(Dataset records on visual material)
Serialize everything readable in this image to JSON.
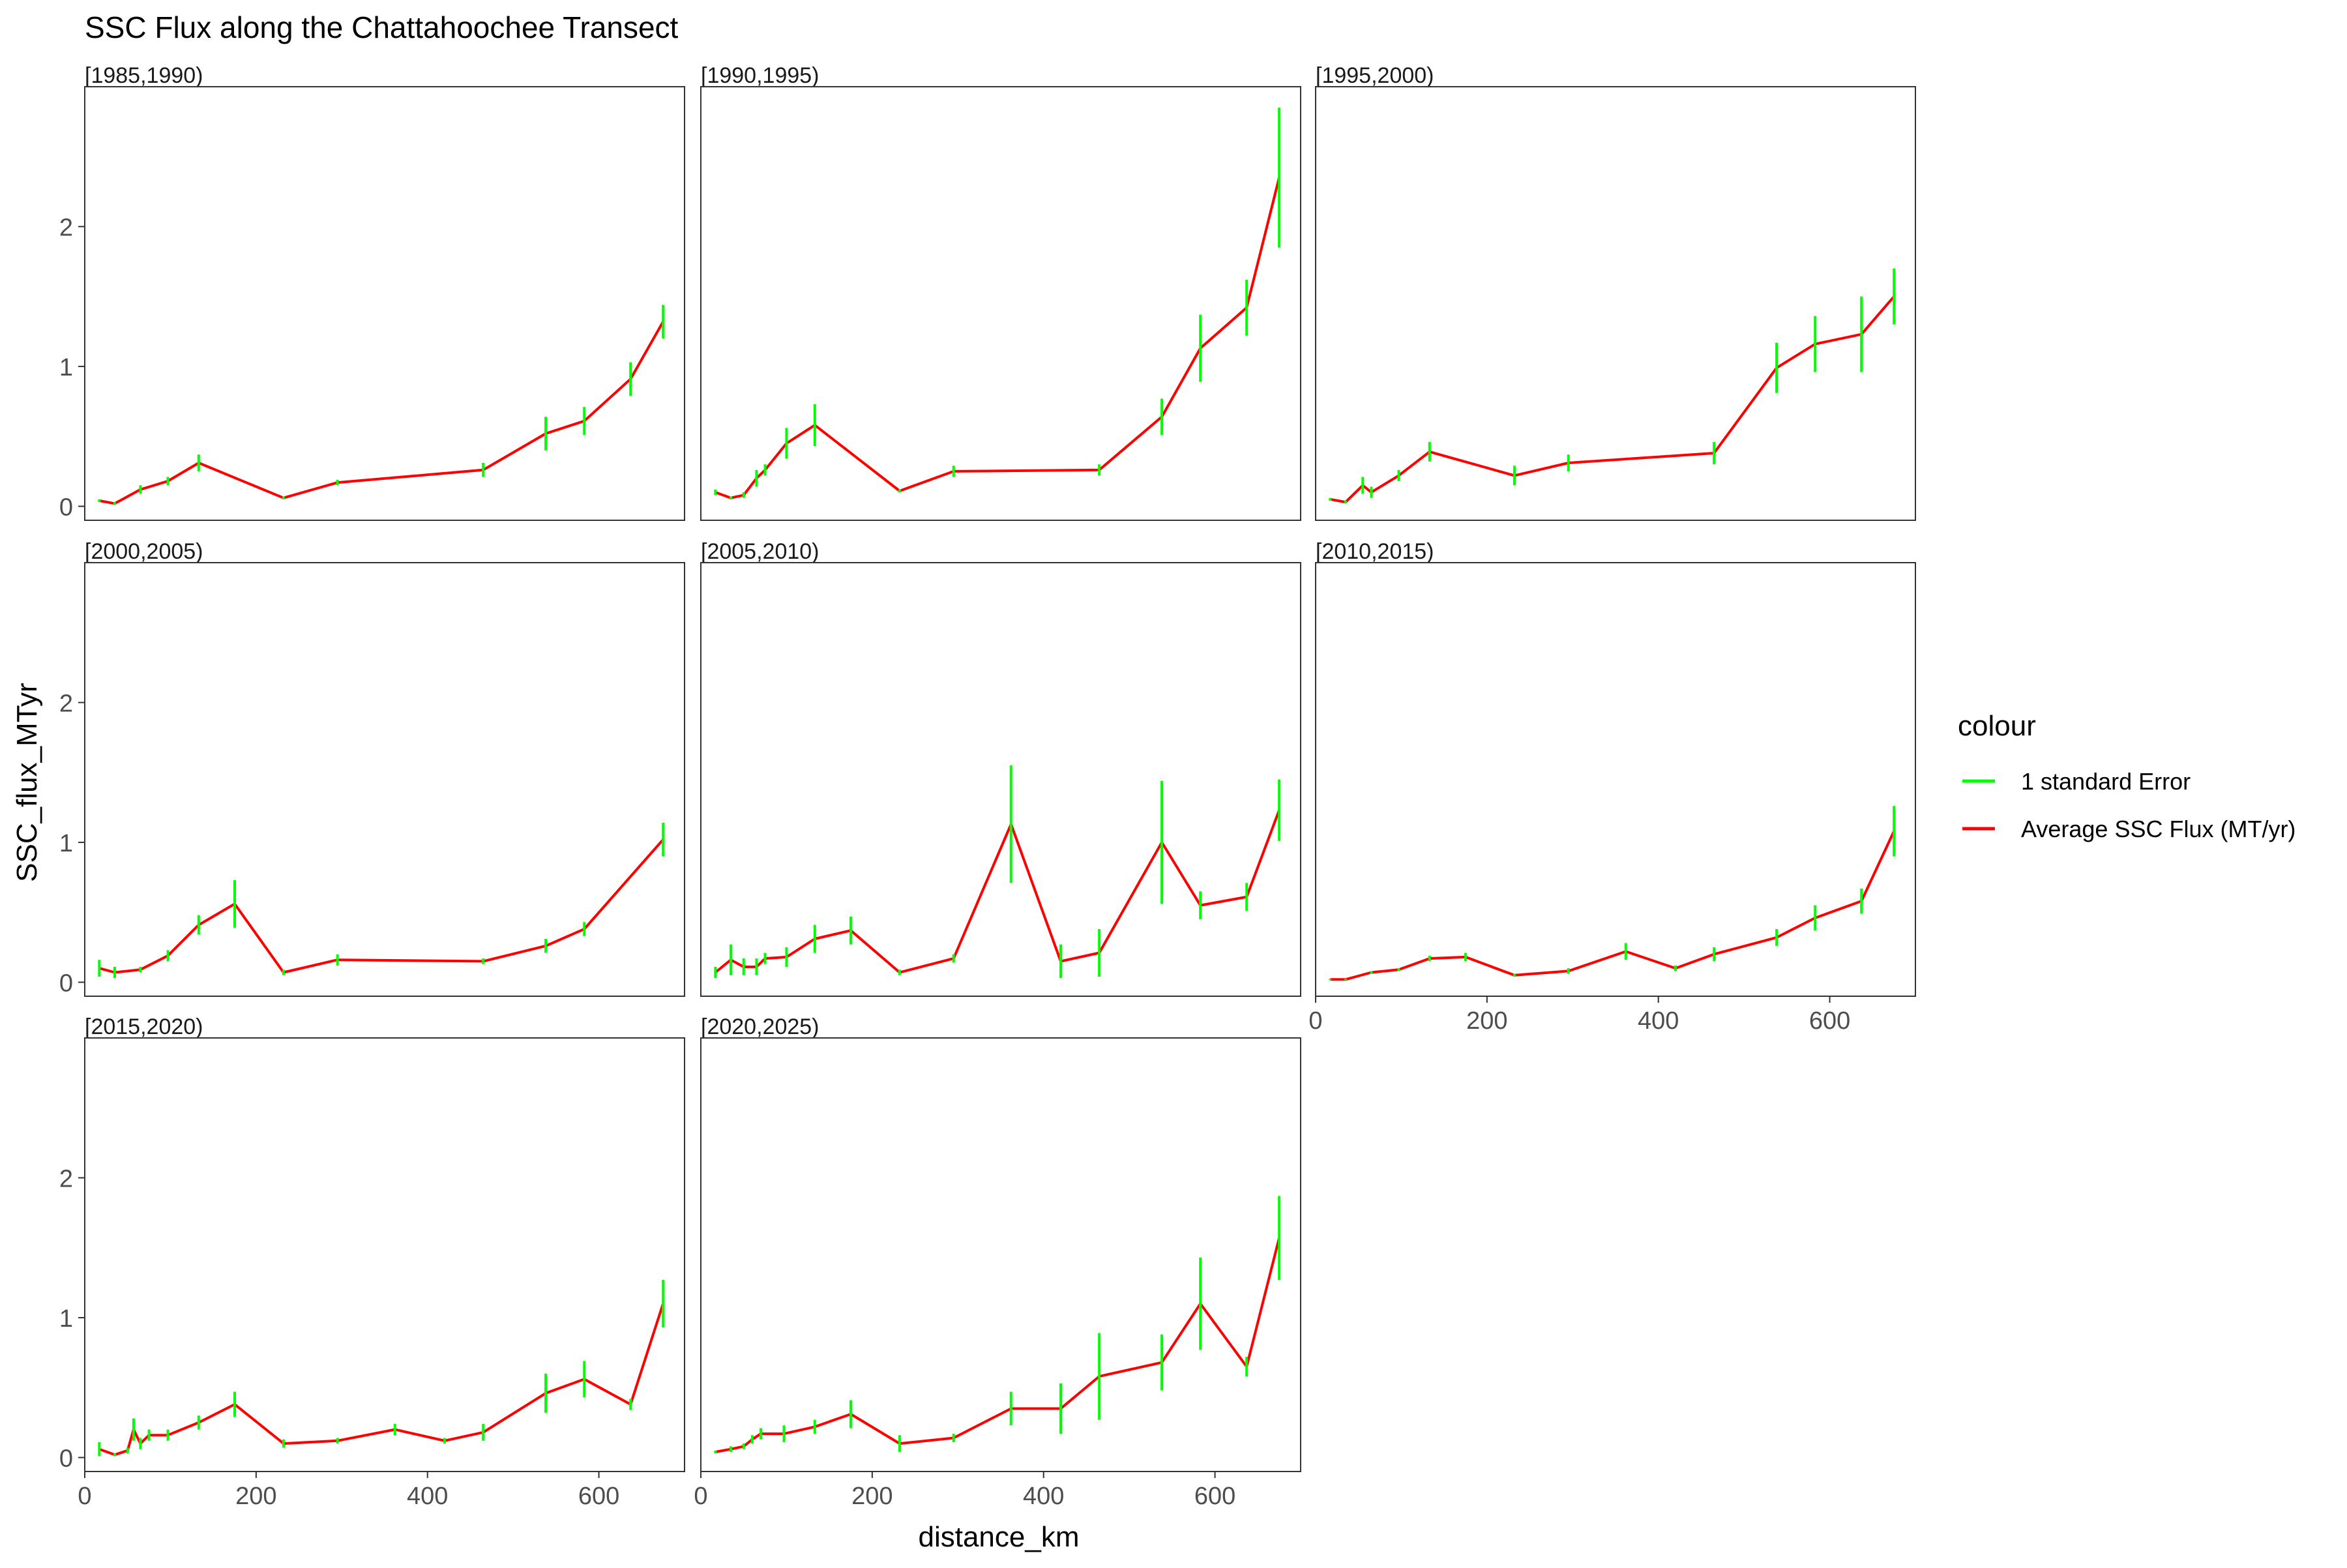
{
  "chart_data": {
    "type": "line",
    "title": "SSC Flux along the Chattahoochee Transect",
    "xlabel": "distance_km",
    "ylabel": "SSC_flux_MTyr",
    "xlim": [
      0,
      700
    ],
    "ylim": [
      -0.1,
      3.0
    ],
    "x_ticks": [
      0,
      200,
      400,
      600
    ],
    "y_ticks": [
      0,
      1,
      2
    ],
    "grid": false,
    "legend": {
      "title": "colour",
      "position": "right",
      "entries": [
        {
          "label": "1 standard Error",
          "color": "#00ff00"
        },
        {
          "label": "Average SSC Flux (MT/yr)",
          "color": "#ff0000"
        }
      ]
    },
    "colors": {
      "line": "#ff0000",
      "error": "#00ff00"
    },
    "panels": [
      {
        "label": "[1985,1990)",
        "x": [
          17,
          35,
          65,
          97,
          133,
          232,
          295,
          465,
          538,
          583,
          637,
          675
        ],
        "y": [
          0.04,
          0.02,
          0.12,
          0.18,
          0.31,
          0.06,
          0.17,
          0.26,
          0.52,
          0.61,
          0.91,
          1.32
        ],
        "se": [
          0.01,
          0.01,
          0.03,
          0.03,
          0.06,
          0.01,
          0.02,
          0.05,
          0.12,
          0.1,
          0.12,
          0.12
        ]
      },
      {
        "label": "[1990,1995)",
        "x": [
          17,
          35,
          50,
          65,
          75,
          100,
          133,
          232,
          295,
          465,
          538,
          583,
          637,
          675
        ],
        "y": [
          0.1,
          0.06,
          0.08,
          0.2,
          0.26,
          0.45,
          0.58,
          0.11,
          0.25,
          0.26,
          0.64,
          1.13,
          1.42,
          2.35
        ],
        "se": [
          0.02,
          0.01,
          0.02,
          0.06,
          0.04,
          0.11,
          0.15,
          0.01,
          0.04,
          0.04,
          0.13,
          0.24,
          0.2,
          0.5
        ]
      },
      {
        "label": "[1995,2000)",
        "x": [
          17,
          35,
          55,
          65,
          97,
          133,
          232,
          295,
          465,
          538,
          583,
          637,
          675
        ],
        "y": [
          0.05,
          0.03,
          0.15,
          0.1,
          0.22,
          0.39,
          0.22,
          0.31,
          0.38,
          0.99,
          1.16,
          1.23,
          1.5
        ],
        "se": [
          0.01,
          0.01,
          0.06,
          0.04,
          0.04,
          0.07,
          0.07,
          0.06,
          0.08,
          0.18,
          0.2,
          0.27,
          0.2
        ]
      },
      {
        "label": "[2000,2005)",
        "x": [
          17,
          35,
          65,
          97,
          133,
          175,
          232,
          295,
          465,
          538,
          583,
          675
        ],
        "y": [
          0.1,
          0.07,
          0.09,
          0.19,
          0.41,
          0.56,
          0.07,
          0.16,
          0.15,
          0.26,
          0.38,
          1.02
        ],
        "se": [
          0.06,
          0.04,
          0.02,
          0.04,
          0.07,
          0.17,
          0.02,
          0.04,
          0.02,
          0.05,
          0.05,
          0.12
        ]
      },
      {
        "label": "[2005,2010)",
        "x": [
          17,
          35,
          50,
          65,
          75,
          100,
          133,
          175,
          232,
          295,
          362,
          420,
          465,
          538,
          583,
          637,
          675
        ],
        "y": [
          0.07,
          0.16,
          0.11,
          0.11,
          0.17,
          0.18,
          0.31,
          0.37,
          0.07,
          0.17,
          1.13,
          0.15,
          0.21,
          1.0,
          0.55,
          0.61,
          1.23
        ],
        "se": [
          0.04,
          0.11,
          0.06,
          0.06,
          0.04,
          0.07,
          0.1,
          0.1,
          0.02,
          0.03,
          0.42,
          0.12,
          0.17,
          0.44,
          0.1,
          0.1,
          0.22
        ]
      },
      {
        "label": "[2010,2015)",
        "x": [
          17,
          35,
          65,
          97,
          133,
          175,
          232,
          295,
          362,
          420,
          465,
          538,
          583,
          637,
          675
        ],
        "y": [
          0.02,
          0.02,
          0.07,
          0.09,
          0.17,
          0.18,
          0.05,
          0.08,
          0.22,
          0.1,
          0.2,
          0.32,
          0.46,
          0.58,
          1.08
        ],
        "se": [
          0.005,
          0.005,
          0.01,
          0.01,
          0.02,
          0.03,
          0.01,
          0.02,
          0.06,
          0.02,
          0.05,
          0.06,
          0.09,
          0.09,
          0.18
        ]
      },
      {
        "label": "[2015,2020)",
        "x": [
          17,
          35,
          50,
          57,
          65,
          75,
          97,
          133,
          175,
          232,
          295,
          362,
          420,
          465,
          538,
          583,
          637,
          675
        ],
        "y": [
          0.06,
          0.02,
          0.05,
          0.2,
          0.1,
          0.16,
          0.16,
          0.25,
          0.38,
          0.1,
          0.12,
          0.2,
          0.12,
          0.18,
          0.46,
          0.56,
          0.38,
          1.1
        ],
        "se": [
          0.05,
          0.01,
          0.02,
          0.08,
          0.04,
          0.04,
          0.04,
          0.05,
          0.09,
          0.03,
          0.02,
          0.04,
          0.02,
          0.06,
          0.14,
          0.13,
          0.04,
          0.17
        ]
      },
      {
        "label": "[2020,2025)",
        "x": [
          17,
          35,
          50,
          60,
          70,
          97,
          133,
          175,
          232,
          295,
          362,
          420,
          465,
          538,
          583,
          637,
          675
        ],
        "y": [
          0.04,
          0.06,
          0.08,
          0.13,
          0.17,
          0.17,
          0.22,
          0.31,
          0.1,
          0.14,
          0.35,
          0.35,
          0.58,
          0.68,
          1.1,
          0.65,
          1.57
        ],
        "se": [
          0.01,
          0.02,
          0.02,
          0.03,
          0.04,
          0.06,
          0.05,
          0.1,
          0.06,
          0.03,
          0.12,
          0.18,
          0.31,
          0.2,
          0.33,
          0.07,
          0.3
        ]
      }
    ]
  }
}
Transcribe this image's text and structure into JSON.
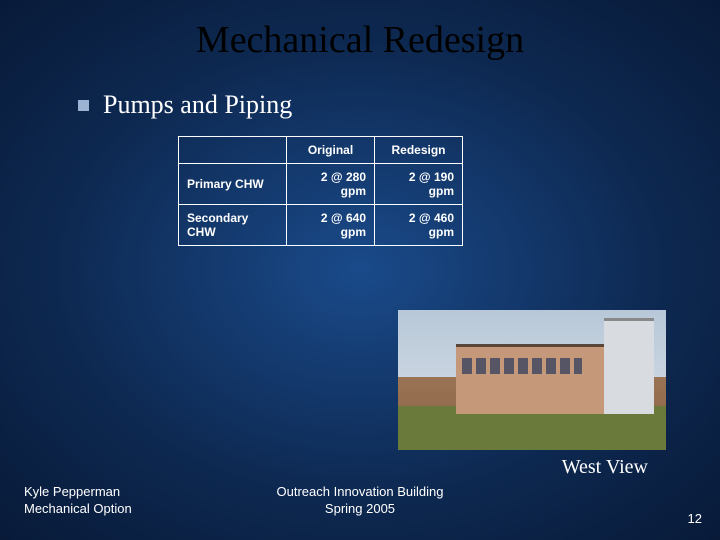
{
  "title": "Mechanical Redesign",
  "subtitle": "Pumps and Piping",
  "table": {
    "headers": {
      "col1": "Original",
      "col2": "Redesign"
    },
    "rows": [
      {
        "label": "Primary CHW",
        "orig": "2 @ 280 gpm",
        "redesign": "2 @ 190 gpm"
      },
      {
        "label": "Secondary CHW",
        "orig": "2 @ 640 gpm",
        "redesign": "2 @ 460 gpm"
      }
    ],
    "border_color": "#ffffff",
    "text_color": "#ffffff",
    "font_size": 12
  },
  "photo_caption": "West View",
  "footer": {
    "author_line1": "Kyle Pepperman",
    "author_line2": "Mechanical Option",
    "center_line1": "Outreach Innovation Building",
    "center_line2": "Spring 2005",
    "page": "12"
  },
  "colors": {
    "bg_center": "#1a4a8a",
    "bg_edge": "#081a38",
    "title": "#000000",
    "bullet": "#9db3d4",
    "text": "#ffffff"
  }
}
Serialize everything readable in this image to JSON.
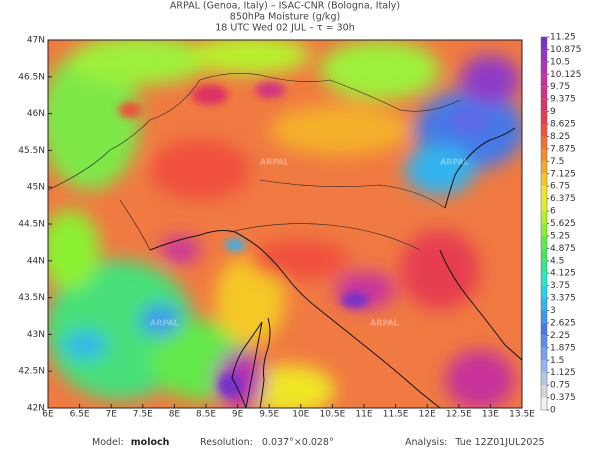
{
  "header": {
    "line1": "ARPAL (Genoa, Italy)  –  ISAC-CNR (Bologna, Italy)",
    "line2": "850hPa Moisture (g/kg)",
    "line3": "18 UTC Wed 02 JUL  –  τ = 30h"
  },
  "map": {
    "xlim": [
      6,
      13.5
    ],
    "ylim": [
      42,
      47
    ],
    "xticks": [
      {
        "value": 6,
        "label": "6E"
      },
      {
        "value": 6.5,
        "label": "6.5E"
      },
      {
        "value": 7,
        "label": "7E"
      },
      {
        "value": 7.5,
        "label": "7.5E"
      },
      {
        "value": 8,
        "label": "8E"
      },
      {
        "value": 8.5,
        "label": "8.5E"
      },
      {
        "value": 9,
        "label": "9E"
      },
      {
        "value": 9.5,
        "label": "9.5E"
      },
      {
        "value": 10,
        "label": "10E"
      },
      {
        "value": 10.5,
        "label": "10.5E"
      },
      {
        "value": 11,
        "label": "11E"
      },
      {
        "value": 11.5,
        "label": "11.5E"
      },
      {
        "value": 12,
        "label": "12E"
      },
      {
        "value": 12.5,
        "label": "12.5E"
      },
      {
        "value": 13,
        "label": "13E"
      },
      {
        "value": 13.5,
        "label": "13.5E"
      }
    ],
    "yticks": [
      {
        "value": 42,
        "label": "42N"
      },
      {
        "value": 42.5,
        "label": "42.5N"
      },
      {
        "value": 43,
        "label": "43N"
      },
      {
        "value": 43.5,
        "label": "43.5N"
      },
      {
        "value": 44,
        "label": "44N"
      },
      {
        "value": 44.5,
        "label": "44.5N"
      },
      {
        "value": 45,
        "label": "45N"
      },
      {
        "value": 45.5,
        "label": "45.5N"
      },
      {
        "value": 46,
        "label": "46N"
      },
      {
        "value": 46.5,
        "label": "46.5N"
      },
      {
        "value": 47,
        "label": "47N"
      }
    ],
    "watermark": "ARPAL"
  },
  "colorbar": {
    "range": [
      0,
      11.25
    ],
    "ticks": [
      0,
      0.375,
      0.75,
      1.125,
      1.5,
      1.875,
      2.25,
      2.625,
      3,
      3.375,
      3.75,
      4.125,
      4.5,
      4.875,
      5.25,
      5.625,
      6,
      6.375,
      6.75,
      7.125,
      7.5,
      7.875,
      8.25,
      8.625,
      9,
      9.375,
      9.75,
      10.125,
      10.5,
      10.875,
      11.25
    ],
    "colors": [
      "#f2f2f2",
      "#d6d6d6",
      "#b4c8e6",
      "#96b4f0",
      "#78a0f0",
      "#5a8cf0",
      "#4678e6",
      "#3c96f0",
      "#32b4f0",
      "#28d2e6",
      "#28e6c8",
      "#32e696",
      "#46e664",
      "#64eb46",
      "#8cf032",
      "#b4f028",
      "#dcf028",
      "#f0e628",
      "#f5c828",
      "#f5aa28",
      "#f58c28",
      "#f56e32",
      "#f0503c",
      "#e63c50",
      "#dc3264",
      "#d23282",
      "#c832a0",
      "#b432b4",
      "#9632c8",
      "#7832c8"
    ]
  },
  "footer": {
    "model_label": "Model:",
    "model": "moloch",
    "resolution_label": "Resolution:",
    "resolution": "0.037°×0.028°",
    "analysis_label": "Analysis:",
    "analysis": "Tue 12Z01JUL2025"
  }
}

§ **Task description**
Leave out every line without the string "ARPAL" and copy the rest.

§ **Complete output**
    "line1": "ARPAL (Genoa, Italy)  –  ISAC-CNR (Bologna, Italy)",
    "watermark": "ARPAL"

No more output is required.